- Opening Delimiter -

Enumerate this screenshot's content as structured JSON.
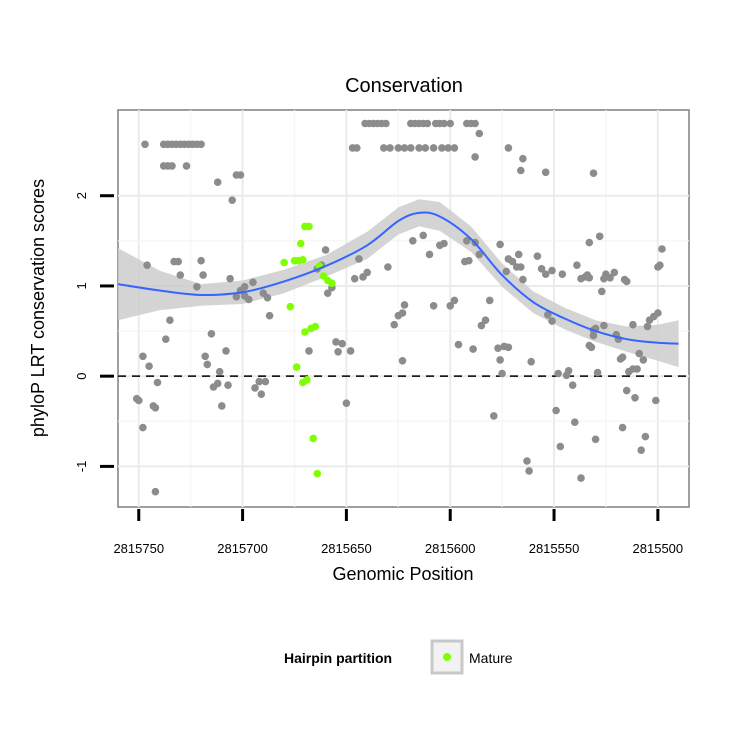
{
  "chart_data": {
    "type": "scatter",
    "title": "Conservation",
    "xlabel": "Genomic Position",
    "ylabel": "phyloP LRT conservation scores",
    "x_reversed": true,
    "xlim": [
      2815760,
      2815485
    ],
    "ylim": [
      -1.45,
      2.95
    ],
    "x_ticks": [
      2815750,
      2815700,
      2815650,
      2815600,
      2815550,
      2815500
    ],
    "x_tick_labels": [
      "2815750",
      "2815700",
      "2815650",
      "2815600",
      "2815550",
      "2815500"
    ],
    "y_ticks": [
      -1,
      0,
      1,
      2
    ],
    "y_tick_labels": [
      "-1",
      "0",
      "1",
      "2"
    ],
    "reference_line": {
      "y": 0,
      "style": "dashed"
    },
    "legend": {
      "title": "Hairpin partition",
      "entries": [
        {
          "label": "Mature",
          "color": "#7fff00"
        }
      ]
    },
    "colors": {
      "other": "#8c8c8c",
      "mature": "#7fff00",
      "smooth": "#3366ff",
      "band": "#cccccc"
    },
    "series": [
      {
        "name": "Other",
        "points": [
          [
            2815751,
            -0.25
          ],
          [
            2815750,
            -0.27
          ],
          [
            2815748,
            -0.57
          ],
          [
            2815748,
            0.22
          ],
          [
            2815746,
            1.23
          ],
          [
            2815745,
            0.11
          ],
          [
            2815743,
            -0.33
          ],
          [
            2815742,
            -0.35
          ],
          [
            2815742,
            -1.28
          ],
          [
            2815741,
            -0.07
          ],
          [
            2815747,
            2.57
          ],
          [
            2815738,
            2.57
          ],
          [
            2815736,
            2.57
          ],
          [
            2815734,
            2.57
          ],
          [
            2815732,
            2.57
          ],
          [
            2815730,
            2.57
          ],
          [
            2815728,
            2.57
          ],
          [
            2815726,
            2.57
          ],
          [
            2815724,
            2.57
          ],
          [
            2815722,
            2.57
          ],
          [
            2815720,
            2.57
          ],
          [
            2815738,
            2.33
          ],
          [
            2815736,
            2.33
          ],
          [
            2815734,
            2.33
          ],
          [
            2815727,
            2.33
          ],
          [
            2815737,
            0.41
          ],
          [
            2815735,
            0.62
          ],
          [
            2815733,
            1.27
          ],
          [
            2815731,
            1.27
          ],
          [
            2815730,
            1.12
          ],
          [
            2815722,
            0.99
          ],
          [
            2815720,
            1.28
          ],
          [
            2815719,
            1.12
          ],
          [
            2815718,
            0.22
          ],
          [
            2815717,
            0.13
          ],
          [
            2815715,
            0.47
          ],
          [
            2815714,
            -0.12
          ],
          [
            2815712,
            -0.08
          ],
          [
            2815711,
            0.05
          ],
          [
            2815710,
            -0.33
          ],
          [
            2815708,
            0.28
          ],
          [
            2815707,
            -0.1
          ],
          [
            2815712,
            2.15
          ],
          [
            2815705,
            1.95
          ],
          [
            2815703,
            2.23
          ],
          [
            2815701,
            2.23
          ],
          [
            2815706,
            1.08
          ],
          [
            2815703,
            0.88
          ],
          [
            2815701,
            0.95
          ],
          [
            2815699,
            0.89
          ],
          [
            2815697,
            0.85
          ],
          [
            2815695,
            1.04
          ],
          [
            2815694,
            -0.13
          ],
          [
            2815692,
            -0.06
          ],
          [
            2815691,
            -0.2
          ],
          [
            2815689,
            -0.06
          ],
          [
            2815688,
            0.87
          ],
          [
            2815687,
            0.67
          ],
          [
            2815699,
            0.99
          ],
          [
            2815690,
            0.92
          ],
          [
            2815668,
            0.28
          ],
          [
            2815664,
            1.19
          ],
          [
            2815662,
            1.23
          ],
          [
            2815660,
            1.4
          ],
          [
            2815659,
            0.92
          ],
          [
            2815657,
            0.98
          ],
          [
            2815655,
            0.38
          ],
          [
            2815654,
            0.27
          ],
          [
            2815652,
            0.36
          ],
          [
            2815650,
            -0.3
          ],
          [
            2815648,
            0.28
          ],
          [
            2815646,
            1.08
          ],
          [
            2815644,
            1.3
          ],
          [
            2815642,
            1.1
          ],
          [
            2815640,
            1.15
          ],
          [
            2815647,
            2.53
          ],
          [
            2815645,
            2.53
          ],
          [
            2815632,
            2.53
          ],
          [
            2815629,
            2.53
          ],
          [
            2815625,
            2.53
          ],
          [
            2815622,
            2.53
          ],
          [
            2815619,
            2.53
          ],
          [
            2815615,
            2.53
          ],
          [
            2815612,
            2.53
          ],
          [
            2815608,
            2.53
          ],
          [
            2815604,
            2.53
          ],
          [
            2815601,
            2.53
          ],
          [
            2815598,
            2.53
          ],
          [
            2815641,
            2.8
          ],
          [
            2815639,
            2.8
          ],
          [
            2815637,
            2.8
          ],
          [
            2815635,
            2.8
          ],
          [
            2815633,
            2.8
          ],
          [
            2815631,
            2.8
          ],
          [
            2815619,
            2.8
          ],
          [
            2815617,
            2.8
          ],
          [
            2815615,
            2.8
          ],
          [
            2815613,
            2.8
          ],
          [
            2815611,
            2.8
          ],
          [
            2815607,
            2.8
          ],
          [
            2815605,
            2.8
          ],
          [
            2815603,
            2.8
          ],
          [
            2815600,
            2.8
          ],
          [
            2815592,
            2.8
          ],
          [
            2815590,
            2.8
          ],
          [
            2815588,
            2.8
          ],
          [
            2815586,
            2.69
          ],
          [
            2815588,
            2.43
          ],
          [
            2815572,
            2.53
          ],
          [
            2815566,
            2.28
          ],
          [
            2815565,
            2.41
          ],
          [
            2815554,
            2.26
          ],
          [
            2815533,
            1.48
          ],
          [
            2815531,
            2.25
          ],
          [
            2815630,
            1.21
          ],
          [
            2815627,
            0.57
          ],
          [
            2815625,
            0.67
          ],
          [
            2815623,
            0.7
          ],
          [
            2815622,
            0.79
          ],
          [
            2815623,
            0.17
          ],
          [
            2815618,
            1.5
          ],
          [
            2815613,
            1.56
          ],
          [
            2815610,
            1.35
          ],
          [
            2815608,
            0.78
          ],
          [
            2815605,
            1.45
          ],
          [
            2815603,
            1.47
          ],
          [
            2815600,
            0.78
          ],
          [
            2815598,
            0.84
          ],
          [
            2815596,
            0.35
          ],
          [
            2815593,
            1.27
          ],
          [
            2815591,
            1.28
          ],
          [
            2815588,
            1.48
          ],
          [
            2815586,
            1.35
          ],
          [
            2815585,
            0.56
          ],
          [
            2815583,
            0.62
          ],
          [
            2815581,
            0.84
          ],
          [
            2815579,
            -0.44
          ],
          [
            2815577,
            0.31
          ],
          [
            2815576,
            0.18
          ],
          [
            2815575,
            0.03
          ],
          [
            2815574,
            0.33
          ],
          [
            2815572,
            0.32
          ],
          [
            2815570,
            1.27
          ],
          [
            2815568,
            1.21
          ],
          [
            2815567,
            1.35
          ],
          [
            2815566,
            1.21
          ],
          [
            2815565,
            1.07
          ],
          [
            2815563,
            -0.94
          ],
          [
            2815562,
            -1.05
          ],
          [
            2815561,
            0.16
          ],
          [
            2815558,
            1.33
          ],
          [
            2815556,
            1.19
          ],
          [
            2815554,
            1.13
          ],
          [
            2815553,
            0.68
          ],
          [
            2815551,
            0.61
          ],
          [
            2815549,
            -0.38
          ],
          [
            2815548,
            0.03
          ],
          [
            2815547,
            -0.78
          ],
          [
            2815546,
            1.13
          ],
          [
            2815544,
            0.01
          ],
          [
            2815543,
            0.06
          ],
          [
            2815541,
            -0.1
          ],
          [
            2815540,
            -0.51
          ],
          [
            2815539,
            1.23
          ],
          [
            2815537,
            1.08
          ],
          [
            2815537,
            -1.13
          ],
          [
            2815533,
            0.34
          ],
          [
            2815532,
            0.32
          ],
          [
            2815531,
            0.45
          ],
          [
            2815531,
            0.51
          ],
          [
            2815530,
            0.53
          ],
          [
            2815529,
            0.04
          ],
          [
            2815526,
            1.08
          ],
          [
            2815525,
            1.13
          ],
          [
            2815523,
            1.09
          ],
          [
            2815521,
            1.15
          ],
          [
            2815520,
            0.46
          ],
          [
            2815519,
            0.41
          ],
          [
            2815518,
            0.19
          ],
          [
            2815517,
            0.21
          ],
          [
            2815517,
            -0.57
          ],
          [
            2815515,
            -0.16
          ],
          [
            2815514,
            0.05
          ],
          [
            2815512,
            0.08
          ],
          [
            2815511,
            -0.24
          ],
          [
            2815510,
            0.08
          ],
          [
            2815509,
            0.25
          ],
          [
            2815508,
            -0.82
          ],
          [
            2815507,
            0.18
          ],
          [
            2815506,
            -0.67
          ],
          [
            2815505,
            0.55
          ],
          [
            2815504,
            0.62
          ],
          [
            2815502,
            0.66
          ],
          [
            2815501,
            -0.27
          ],
          [
            2815500,
            0.7
          ],
          [
            2815500,
            1.21
          ],
          [
            2815499,
            1.23
          ],
          [
            2815498,
            1.41
          ],
          [
            2815516,
            1.07
          ],
          [
            2815515,
            1.05
          ],
          [
            2815535,
            1.1
          ],
          [
            2815534,
            1.12
          ],
          [
            2815533,
            1.09
          ],
          [
            2815527,
            0.94
          ],
          [
            2815526,
            0.56
          ],
          [
            2815512,
            0.57
          ],
          [
            2815528,
            1.55
          ],
          [
            2815530,
            -0.7
          ],
          [
            2815551,
            1.17
          ],
          [
            2815576,
            1.46
          ],
          [
            2815573,
            1.16
          ],
          [
            2815572,
            1.3
          ],
          [
            2815592,
            1.5
          ],
          [
            2815589,
            0.3
          ]
        ]
      },
      {
        "name": "Mature",
        "points": [
          [
            2815677,
            0.77
          ],
          [
            2815674,
            0.1
          ],
          [
            2815671,
            -0.07
          ],
          [
            2815669,
            -0.04
          ],
          [
            2815667,
            0.53
          ],
          [
            2815665,
            0.55
          ],
          [
            2815663,
            1.22
          ],
          [
            2815661,
            1.11
          ],
          [
            2815659,
            1.06
          ],
          [
            2815657,
            1.03
          ],
          [
            2815675,
            1.28
          ],
          [
            2815673,
            1.28
          ],
          [
            2815671,
            1.29
          ],
          [
            2815672,
            1.47
          ],
          [
            2815670,
            1.66
          ],
          [
            2815668,
            1.66
          ],
          [
            2815666,
            -0.69
          ],
          [
            2815664,
            -1.08
          ],
          [
            2815680,
            1.26
          ],
          [
            2815670,
            0.49
          ]
        ]
      }
    ],
    "smooth": {
      "x": [
        2815760,
        2815740,
        2815720,
        2815700,
        2815680,
        2815660,
        2815640,
        2815625,
        2815615,
        2815605,
        2815590,
        2815575,
        2815560,
        2815545,
        2815530,
        2815515,
        2815500,
        2815490
      ],
      "y": [
        1.02,
        0.95,
        0.9,
        0.93,
        1.05,
        1.22,
        1.45,
        1.72,
        1.81,
        1.77,
        1.52,
        1.12,
        0.82,
        0.64,
        0.5,
        0.41,
        0.37,
        0.36
      ],
      "lower": [
        0.62,
        0.73,
        0.78,
        0.8,
        0.92,
        1.1,
        1.3,
        1.57,
        1.66,
        1.61,
        1.38,
        0.99,
        0.7,
        0.52,
        0.38,
        0.27,
        0.17,
        0.1
      ],
      "upper": [
        1.42,
        1.17,
        1.02,
        1.06,
        1.18,
        1.34,
        1.6,
        1.87,
        1.96,
        1.93,
        1.66,
        1.25,
        0.94,
        0.76,
        0.62,
        0.55,
        0.57,
        0.62
      ]
    }
  }
}
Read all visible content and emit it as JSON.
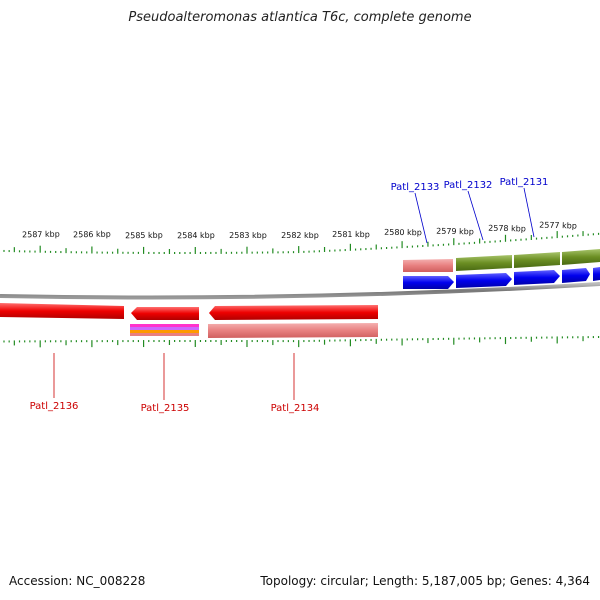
{
  "title": "Pseudoalteromonas atlantica T6c, complete genome",
  "footer": {
    "accession": "Accession: NC_008228",
    "summary": "Topology: circular; Length: 5,187,005 bp; Genes: 4,364"
  },
  "scale": {
    "ticks": [
      "2587 kbp",
      "2586 kbp",
      "2585 kbp",
      "2584 kbp",
      "2583 kbp",
      "2582 kbp",
      "2581 kbp",
      "2580 kbp",
      "2579 kbp",
      "2578 kbp",
      "2577 kbp"
    ]
  },
  "gene_labels": {
    "forward": [
      "Patl_2133",
      "Patl_2132",
      "Patl_2131"
    ],
    "reverse": [
      "Patl_2136",
      "Patl_2135",
      "Patl_2134"
    ]
  },
  "colors": {
    "forward_label": "#0000cc",
    "reverse_label": "#cc0000",
    "cds_forward": "#0000ee",
    "cds_reverse": "#ee0000",
    "feature_green": "#6b8e23",
    "feature_pink": "#e88080",
    "tick_green": "#228b22",
    "backbone": "#888888"
  }
}
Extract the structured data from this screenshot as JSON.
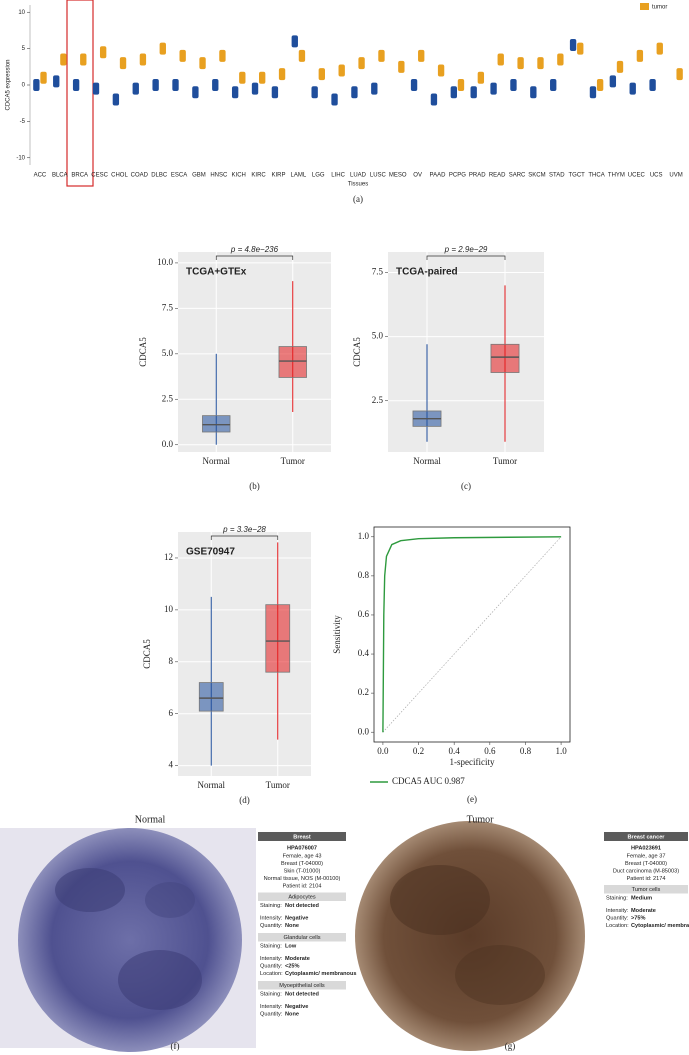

- Closing Delimiter -

**Work item**
Keep only the lines of the listing that contain the word "this", and copy them.

**Written answer**
Enumerate this screenshot's content as structured JSON.
Extract the structured data from this screenshot as JSON.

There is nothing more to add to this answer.